• Recorded information
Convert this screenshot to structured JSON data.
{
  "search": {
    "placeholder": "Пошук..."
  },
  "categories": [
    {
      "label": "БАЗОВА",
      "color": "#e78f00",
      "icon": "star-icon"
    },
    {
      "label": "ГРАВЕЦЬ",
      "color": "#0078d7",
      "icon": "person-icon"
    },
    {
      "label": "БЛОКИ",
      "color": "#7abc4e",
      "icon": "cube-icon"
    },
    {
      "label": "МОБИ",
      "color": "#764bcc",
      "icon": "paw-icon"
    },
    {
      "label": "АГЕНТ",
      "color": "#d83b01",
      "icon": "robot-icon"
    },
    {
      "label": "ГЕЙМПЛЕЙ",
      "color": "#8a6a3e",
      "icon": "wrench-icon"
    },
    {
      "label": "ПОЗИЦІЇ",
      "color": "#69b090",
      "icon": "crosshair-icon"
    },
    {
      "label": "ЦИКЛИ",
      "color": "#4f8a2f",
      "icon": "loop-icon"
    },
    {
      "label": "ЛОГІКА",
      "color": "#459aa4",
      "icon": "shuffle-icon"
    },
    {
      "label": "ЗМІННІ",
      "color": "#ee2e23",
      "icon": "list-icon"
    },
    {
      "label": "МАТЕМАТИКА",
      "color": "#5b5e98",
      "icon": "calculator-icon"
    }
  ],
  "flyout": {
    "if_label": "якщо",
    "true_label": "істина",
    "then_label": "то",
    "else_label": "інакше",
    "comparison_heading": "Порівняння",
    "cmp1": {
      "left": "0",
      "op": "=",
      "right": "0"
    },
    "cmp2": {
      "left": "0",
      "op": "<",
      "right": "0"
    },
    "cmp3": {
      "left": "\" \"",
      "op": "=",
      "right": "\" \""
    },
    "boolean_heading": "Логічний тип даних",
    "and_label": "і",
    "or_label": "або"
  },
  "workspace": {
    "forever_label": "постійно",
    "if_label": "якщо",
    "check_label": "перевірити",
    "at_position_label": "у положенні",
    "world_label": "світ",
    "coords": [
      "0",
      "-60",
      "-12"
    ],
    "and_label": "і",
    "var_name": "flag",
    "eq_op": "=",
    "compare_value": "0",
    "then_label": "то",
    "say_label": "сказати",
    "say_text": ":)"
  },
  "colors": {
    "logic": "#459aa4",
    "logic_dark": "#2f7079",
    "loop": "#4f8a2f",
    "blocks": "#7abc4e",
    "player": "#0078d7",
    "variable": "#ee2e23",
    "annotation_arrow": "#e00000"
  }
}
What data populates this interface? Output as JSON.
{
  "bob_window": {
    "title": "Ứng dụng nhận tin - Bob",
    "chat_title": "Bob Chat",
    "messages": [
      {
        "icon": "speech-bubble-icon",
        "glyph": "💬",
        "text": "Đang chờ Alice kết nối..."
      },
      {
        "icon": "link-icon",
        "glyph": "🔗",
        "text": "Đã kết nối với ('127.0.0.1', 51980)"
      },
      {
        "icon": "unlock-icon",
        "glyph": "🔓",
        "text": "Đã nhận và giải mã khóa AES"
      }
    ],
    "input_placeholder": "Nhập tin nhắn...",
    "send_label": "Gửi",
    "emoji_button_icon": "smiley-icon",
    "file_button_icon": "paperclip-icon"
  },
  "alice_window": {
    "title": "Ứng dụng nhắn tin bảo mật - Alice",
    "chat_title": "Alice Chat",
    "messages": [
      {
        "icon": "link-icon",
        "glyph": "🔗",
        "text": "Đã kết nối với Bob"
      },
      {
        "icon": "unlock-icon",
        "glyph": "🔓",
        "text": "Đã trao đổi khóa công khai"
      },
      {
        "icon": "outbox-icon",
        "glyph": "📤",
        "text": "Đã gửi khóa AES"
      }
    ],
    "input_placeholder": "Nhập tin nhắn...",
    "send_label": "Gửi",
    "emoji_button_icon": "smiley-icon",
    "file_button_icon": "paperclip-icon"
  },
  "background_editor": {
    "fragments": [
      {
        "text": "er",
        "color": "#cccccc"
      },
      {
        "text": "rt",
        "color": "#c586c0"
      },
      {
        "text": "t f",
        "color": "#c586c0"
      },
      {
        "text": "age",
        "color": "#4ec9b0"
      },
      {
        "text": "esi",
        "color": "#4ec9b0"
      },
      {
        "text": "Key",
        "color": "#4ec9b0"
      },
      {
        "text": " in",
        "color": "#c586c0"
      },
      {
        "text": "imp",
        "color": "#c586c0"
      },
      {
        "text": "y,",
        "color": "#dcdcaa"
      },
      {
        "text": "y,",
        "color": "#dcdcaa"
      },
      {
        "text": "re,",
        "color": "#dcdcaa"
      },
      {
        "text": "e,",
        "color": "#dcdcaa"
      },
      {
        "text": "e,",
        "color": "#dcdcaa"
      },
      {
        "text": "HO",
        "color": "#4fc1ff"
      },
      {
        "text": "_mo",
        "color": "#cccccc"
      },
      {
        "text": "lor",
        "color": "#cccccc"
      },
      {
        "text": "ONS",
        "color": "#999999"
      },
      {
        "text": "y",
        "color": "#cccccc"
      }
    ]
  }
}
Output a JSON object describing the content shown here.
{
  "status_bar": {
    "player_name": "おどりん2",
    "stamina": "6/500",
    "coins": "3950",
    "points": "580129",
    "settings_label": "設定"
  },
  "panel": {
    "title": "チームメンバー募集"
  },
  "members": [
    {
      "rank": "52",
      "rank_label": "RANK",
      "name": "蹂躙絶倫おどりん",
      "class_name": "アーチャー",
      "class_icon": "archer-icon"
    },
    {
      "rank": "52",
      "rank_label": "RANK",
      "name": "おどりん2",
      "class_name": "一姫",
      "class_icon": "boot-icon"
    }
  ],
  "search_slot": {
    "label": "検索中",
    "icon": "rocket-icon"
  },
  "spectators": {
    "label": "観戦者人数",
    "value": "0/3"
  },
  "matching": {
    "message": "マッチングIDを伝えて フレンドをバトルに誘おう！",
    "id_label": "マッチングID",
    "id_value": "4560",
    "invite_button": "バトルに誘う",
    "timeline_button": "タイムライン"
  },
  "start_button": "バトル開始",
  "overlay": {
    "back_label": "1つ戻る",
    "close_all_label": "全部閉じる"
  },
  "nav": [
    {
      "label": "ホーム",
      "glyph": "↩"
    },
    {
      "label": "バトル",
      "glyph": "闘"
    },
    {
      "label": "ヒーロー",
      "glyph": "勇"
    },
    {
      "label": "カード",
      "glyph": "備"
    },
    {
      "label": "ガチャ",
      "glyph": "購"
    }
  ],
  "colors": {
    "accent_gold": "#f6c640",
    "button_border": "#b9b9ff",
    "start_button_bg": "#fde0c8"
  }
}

• Work required
Report only how many lines in the records contain the word "JSON".

• Result of this task
3